[Records that describe figures]
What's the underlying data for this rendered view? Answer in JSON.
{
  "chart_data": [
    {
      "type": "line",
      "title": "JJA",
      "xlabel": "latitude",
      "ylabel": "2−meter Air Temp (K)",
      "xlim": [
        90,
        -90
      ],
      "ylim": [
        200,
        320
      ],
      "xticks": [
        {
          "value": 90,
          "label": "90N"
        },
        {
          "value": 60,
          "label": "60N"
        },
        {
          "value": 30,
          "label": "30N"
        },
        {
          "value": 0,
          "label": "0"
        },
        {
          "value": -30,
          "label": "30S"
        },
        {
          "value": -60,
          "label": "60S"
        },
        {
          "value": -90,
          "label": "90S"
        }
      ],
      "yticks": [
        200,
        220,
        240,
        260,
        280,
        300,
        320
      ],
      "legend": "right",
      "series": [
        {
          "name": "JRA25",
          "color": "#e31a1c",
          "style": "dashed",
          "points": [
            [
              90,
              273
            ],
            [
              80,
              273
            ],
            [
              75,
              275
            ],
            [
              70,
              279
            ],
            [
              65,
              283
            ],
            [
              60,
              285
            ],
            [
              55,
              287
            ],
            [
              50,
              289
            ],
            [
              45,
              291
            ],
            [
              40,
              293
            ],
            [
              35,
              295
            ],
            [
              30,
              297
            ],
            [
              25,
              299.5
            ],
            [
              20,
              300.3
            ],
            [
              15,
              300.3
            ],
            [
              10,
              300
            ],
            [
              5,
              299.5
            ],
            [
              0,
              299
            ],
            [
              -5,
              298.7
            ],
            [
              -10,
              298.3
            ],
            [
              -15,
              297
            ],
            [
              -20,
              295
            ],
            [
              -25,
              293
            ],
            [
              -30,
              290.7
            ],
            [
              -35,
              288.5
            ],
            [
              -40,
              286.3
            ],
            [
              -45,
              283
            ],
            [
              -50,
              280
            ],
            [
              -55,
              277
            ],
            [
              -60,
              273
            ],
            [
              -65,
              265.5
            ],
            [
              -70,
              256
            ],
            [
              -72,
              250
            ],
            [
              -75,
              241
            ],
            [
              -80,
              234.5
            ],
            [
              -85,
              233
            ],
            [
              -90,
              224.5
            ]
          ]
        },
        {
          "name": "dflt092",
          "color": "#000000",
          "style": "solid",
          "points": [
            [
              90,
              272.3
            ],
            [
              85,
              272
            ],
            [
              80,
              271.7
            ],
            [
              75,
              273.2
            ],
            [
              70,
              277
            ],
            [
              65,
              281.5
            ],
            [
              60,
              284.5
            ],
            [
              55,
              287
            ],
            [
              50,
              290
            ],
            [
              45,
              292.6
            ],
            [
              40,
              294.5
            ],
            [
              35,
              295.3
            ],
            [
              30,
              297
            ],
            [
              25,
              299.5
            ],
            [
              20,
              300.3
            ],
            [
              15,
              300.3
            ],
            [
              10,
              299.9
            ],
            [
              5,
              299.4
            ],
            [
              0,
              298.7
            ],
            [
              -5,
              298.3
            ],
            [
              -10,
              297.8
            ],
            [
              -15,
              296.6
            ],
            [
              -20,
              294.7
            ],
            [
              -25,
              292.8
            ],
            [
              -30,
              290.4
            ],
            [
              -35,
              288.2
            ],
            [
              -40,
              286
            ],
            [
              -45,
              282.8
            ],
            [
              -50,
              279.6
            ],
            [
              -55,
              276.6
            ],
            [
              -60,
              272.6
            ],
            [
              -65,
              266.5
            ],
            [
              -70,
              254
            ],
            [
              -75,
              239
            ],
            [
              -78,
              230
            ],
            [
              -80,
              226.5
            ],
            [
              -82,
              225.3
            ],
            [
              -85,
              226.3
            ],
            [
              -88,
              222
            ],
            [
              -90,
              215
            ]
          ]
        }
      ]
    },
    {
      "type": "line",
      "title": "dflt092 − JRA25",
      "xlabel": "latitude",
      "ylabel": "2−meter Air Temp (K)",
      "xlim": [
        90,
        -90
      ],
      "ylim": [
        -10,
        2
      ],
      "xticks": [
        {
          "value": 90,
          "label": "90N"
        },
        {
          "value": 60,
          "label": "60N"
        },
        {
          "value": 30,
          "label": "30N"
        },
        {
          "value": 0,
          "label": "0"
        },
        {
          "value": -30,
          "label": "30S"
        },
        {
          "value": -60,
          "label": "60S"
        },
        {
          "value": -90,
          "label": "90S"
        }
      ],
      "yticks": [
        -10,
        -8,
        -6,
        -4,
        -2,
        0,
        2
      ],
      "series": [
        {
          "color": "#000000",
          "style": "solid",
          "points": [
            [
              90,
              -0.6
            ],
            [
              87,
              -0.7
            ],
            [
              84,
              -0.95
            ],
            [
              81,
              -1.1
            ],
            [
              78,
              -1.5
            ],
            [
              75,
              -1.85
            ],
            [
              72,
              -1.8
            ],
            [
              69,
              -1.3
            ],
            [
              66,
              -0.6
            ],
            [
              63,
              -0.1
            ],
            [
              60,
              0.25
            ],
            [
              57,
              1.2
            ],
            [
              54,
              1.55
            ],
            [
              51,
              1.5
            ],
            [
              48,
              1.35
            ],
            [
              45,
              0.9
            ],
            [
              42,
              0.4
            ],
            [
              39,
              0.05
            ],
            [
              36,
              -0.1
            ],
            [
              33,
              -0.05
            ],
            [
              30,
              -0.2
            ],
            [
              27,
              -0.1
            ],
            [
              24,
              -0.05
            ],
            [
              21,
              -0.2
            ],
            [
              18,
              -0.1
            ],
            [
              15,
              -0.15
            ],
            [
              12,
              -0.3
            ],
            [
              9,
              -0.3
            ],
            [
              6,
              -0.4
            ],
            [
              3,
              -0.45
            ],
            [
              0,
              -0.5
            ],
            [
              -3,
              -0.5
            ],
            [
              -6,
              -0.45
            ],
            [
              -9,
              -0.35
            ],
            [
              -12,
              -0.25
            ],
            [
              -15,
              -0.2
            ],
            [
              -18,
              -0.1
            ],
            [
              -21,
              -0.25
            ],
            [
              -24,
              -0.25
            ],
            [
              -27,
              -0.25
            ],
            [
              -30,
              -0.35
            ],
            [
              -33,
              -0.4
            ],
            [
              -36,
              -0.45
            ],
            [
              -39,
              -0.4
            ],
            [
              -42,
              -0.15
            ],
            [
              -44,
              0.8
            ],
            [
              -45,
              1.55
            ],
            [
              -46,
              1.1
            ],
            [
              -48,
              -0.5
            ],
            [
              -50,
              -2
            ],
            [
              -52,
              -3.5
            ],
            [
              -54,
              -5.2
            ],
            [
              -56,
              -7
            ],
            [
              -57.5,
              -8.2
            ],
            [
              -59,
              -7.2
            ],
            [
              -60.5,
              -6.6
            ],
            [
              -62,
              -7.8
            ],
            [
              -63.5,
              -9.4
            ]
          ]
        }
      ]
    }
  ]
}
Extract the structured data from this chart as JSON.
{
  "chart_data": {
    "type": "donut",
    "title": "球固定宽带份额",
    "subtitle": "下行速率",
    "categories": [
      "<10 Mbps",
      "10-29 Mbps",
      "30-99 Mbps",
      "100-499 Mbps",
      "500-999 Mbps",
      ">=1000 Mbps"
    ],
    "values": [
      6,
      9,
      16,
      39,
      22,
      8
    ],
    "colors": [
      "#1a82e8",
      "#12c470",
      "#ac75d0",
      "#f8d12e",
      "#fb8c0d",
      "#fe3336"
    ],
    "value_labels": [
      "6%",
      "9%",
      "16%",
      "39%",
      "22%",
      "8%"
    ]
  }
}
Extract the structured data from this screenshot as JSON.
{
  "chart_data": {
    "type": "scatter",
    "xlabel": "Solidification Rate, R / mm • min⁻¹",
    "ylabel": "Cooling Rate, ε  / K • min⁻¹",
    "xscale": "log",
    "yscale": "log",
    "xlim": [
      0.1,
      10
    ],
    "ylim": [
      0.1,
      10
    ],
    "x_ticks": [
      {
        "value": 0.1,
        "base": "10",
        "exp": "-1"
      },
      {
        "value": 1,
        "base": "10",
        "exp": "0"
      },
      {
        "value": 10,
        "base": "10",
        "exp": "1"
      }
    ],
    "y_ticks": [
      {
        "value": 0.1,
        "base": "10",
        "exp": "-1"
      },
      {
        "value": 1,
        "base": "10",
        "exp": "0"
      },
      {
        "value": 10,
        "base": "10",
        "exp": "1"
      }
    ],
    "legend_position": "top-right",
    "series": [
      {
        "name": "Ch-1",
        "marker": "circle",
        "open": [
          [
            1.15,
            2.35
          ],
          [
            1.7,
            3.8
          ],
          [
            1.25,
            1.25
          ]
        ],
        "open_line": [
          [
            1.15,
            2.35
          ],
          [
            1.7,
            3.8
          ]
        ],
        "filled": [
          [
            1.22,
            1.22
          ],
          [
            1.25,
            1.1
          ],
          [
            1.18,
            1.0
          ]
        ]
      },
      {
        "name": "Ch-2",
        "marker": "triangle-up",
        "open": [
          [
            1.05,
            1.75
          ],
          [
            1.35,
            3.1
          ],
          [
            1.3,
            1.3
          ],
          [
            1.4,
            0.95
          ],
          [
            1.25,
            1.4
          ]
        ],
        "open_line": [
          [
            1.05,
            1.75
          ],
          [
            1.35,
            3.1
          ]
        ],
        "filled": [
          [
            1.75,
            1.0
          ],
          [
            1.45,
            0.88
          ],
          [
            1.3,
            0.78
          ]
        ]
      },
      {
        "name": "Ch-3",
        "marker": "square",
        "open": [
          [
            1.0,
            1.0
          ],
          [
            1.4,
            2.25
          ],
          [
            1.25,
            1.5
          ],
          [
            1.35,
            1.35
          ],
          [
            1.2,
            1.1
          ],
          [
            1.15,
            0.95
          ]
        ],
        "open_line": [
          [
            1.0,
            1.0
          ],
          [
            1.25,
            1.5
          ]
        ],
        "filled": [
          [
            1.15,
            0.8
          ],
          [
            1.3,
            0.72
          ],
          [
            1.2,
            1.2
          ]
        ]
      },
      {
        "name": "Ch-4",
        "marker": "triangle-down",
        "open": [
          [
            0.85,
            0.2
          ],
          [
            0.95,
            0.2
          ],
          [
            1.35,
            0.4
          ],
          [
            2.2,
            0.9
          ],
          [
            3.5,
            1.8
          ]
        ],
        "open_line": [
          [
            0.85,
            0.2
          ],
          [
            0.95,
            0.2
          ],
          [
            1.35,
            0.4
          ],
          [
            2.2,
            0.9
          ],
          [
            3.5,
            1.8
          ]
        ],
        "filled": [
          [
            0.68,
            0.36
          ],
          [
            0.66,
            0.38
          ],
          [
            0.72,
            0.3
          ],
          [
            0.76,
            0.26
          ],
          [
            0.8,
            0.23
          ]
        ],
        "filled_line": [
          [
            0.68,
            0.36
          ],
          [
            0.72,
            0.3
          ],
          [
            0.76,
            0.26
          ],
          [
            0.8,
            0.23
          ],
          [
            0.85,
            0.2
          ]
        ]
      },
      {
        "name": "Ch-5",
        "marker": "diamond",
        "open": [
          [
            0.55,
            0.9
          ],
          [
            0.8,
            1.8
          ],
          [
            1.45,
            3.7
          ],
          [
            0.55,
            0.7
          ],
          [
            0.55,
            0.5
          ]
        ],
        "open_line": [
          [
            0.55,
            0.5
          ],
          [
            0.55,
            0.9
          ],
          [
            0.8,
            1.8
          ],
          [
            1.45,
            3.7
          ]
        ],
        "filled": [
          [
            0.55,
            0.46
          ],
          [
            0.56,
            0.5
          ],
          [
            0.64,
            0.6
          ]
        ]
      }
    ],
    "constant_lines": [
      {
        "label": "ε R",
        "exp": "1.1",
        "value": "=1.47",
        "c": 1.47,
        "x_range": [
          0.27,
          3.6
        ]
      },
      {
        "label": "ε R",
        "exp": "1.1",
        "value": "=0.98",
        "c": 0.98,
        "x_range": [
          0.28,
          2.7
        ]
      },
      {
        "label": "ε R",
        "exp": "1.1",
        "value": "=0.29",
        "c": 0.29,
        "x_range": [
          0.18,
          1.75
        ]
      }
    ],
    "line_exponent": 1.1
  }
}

● **Given instruction**: Using the listing above, locate the lines that hold "triangle" and copy each one.

● **Exercise result**:
        "marker": "triangle-up",
        "marker": "triangle-down",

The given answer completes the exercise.